- **Task to complete**
Copy every one of the following lines exactly as it appears.

-- start Supplied data --

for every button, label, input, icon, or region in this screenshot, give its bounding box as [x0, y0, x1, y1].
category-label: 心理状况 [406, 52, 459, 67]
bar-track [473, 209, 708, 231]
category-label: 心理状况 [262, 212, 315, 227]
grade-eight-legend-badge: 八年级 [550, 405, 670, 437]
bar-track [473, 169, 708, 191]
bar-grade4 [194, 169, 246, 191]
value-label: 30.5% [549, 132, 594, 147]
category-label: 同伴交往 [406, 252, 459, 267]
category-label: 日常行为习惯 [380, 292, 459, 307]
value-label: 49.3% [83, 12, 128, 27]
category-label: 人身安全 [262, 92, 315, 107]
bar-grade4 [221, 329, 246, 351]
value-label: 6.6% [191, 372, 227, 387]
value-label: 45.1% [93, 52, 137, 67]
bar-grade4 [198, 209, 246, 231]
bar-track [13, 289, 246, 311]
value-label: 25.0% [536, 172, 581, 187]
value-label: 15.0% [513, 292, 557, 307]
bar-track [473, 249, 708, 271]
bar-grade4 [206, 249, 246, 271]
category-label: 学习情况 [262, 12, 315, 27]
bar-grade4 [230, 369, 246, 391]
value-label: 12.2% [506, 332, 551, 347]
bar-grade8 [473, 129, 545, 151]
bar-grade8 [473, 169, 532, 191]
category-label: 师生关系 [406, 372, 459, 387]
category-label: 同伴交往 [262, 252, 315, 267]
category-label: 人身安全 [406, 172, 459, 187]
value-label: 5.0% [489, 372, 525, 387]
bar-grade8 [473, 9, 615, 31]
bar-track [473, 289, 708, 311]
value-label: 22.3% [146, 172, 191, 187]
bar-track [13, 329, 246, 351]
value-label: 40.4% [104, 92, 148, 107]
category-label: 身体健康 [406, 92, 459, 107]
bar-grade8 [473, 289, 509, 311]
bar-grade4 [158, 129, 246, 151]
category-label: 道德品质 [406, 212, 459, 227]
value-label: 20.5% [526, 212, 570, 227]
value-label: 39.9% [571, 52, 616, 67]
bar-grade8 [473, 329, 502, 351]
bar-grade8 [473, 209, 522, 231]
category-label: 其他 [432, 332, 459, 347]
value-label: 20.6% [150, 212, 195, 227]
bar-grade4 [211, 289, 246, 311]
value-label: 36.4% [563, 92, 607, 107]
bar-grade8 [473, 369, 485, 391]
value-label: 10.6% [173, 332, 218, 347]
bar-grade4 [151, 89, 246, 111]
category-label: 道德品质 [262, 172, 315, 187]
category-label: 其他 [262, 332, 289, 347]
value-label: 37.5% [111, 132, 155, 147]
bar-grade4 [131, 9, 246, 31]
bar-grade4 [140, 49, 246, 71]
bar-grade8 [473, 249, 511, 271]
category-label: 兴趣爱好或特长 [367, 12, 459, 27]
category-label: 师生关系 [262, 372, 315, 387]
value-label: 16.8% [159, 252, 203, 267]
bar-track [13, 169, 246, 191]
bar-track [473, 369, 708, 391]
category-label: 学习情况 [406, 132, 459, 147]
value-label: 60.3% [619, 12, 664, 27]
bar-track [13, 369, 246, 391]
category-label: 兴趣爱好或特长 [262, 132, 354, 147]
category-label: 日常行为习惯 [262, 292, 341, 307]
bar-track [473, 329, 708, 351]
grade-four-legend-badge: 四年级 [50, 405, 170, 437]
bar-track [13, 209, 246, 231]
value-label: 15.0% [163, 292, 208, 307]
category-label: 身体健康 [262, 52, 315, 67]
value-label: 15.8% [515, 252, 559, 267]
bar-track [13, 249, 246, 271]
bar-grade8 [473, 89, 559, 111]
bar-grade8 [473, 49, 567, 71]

-- end Supplied data --

- **Answer**
for every button, label, input, icon, or region in this screenshot, give its bounding box as [x0, y0, x1, y1].
category-label: 心理状况 [406, 52, 459, 67]
bar-track [473, 209, 708, 231]
category-label: 心理状况 [262, 212, 315, 227]
grade-eight-legend-badge: 八年级 [550, 405, 670, 437]
bar-track [473, 169, 708, 191]
bar-grade4 [194, 169, 246, 191]
value-label: 30.5% [549, 132, 594, 147]
category-label: 同伴交往 [406, 252, 459, 267]
category-label: 日常行为习惯 [380, 292, 459, 307]
value-label: 49.3% [83, 12, 128, 27]
category-label: 人身安全 [262, 92, 315, 107]
bar-grade4 [221, 329, 246, 351]
value-label: 6.6% [191, 372, 227, 387]
value-label: 45.1% [93, 52, 137, 67]
bar-grade4 [198, 209, 246, 231]
bar-track [13, 289, 246, 311]
value-label: 25.0% [536, 172, 581, 187]
value-label: 15.0% [513, 292, 557, 307]
bar-track [473, 249, 708, 271]
bar-grade4 [206, 249, 246, 271]
category-label: 学习情况 [262, 12, 315, 27]
bar-grade4 [230, 369, 246, 391]
value-label: 12.2% [506, 332, 551, 347]
bar-grade8 [473, 129, 545, 151]
bar-grade8 [473, 169, 532, 191]
category-label: 师生关系 [406, 372, 459, 387]
category-label: 同伴交往 [262, 252, 315, 267]
category-label: 人身安全 [406, 172, 459, 187]
value-label: 5.0% [489, 372, 525, 387]
bar-grade8 [473, 9, 615, 31]
bar-track [473, 289, 708, 311]
value-label: 22.3% [146, 172, 191, 187]
bar-track [13, 329, 246, 351]
value-label: 40.4% [104, 92, 148, 107]
category-label: 身体健康 [406, 92, 459, 107]
bar-grade8 [473, 289, 509, 311]
bar-grade4 [158, 129, 246, 151]
category-label: 道德品质 [406, 212, 459, 227]
value-label: 20.5% [526, 212, 570, 227]
value-label: 39.9% [571, 52, 616, 67]
bar-grade8 [473, 329, 502, 351]
bar-grade8 [473, 209, 522, 231]
category-label: 其他 [432, 332, 459, 347]
value-label: 20.6% [150, 212, 195, 227]
bar-grade4 [211, 289, 246, 311]
value-label: 36.4% [563, 92, 607, 107]
bar-grade8 [473, 369, 485, 391]
value-label: 10.6% [173, 332, 218, 347]
bar-grade4 [151, 89, 246, 111]
category-label: 道德品质 [262, 172, 315, 187]
category-label: 其他 [262, 332, 289, 347]
value-label: 37.5% [111, 132, 155, 147]
bar-grade4 [131, 9, 246, 31]
bar-grade4 [140, 49, 246, 71]
bar-grade8 [473, 249, 511, 271]
category-label: 兴趣爱好或特长 [367, 12, 459, 27]
category-label: 师生关系 [262, 372, 315, 387]
value-label: 16.8% [159, 252, 203, 267]
bar-track [13, 169, 246, 191]
bar-track [473, 369, 708, 391]
category-label: 学习情况 [406, 132, 459, 147]
value-label: 60.3% [619, 12, 664, 27]
bar-track [13, 369, 246, 391]
category-label: 兴趣爱好或特长 [262, 132, 354, 147]
category-label: 日常行为习惯 [262, 292, 341, 307]
bar-track [473, 329, 708, 351]
grade-four-legend-badge: 四年级 [50, 405, 170, 437]
bar-track [13, 209, 246, 231]
value-label: 15.0% [163, 292, 208, 307]
category-label: 身体健康 [262, 52, 315, 67]
value-label: 15.8% [515, 252, 559, 267]
bar-track [13, 249, 246, 271]
bar-grade8 [473, 89, 559, 111]
bar-grade8 [473, 49, 567, 71]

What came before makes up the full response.